* **Goal**
Copy out every record precisely.

* **Recorded information**
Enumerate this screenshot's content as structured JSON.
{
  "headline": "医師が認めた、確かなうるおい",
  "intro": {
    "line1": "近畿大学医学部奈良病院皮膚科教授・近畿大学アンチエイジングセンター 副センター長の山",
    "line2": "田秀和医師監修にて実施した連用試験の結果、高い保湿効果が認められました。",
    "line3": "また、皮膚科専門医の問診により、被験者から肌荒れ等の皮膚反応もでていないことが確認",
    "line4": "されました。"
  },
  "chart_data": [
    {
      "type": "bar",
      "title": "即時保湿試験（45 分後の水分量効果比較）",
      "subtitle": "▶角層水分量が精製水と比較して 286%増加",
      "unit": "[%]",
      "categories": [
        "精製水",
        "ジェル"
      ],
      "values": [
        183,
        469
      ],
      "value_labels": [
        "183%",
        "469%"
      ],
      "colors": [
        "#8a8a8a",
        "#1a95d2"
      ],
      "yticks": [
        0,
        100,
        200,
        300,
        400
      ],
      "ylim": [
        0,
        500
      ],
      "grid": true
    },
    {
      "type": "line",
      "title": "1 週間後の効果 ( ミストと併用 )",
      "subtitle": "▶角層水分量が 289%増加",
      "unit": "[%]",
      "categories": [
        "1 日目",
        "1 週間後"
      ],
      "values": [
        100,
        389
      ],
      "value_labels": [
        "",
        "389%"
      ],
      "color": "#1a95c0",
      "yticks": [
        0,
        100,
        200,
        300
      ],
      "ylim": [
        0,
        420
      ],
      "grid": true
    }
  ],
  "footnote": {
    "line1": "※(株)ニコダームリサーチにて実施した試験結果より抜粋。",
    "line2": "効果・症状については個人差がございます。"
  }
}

* **Written solution**
Enumerate this screenshot's content as structured JSON.
{
  "headline": "医師が認めた、確かなうるおい",
  "intro": {
    "line1": "近畿大学医学部奈良病院皮膚科教授・近畿大学アンチエイジングセンター 副センター長の山",
    "line2": "田秀和医師監修にて実施した連用試験の結果、高い保湿効果が認められました。",
    "line3": "また、皮膚科専門医の問診により、被験者から肌荒れ等の皮膚反応もでていないことが確認",
    "line4": "されました。"
  },
  "chart_data": [
    {
      "type": "bar",
      "title": "即時保湿試験（45 分後の水分量効果比較）",
      "subtitle": "▶角層水分量が精製水と比較して 286%増加",
      "unit": "[%]",
      "categories": [
        "精製水",
        "ジェル"
      ],
      "values": [
        183,
        469
      ],
      "value_labels": [
        "183%",
        "469%"
      ],
      "colors": [
        "#8a8a8a",
        "#1a95d2"
      ],
      "yticks": [
        0,
        100,
        200,
        300,
        400
      ],
      "ylim": [
        0,
        500
      ],
      "grid": true
    },
    {
      "type": "line",
      "title": "1 週間後の効果 ( ミストと併用 )",
      "subtitle": "▶角層水分量が 289%増加",
      "unit": "[%]",
      "categories": [
        "1 日目",
        "1 週間後"
      ],
      "values": [
        100,
        389
      ],
      "value_labels": [
        "",
        "389%"
      ],
      "color": "#1a95c0",
      "yticks": [
        0,
        100,
        200,
        300
      ],
      "ylim": [
        0,
        420
      ],
      "grid": true
    }
  ],
  "footnote": {
    "line1": "※(株)ニコダームリサーチにて実施した試験結果より抜粋。",
    "line2": "効果・症状については個人差がございます。"
  }
}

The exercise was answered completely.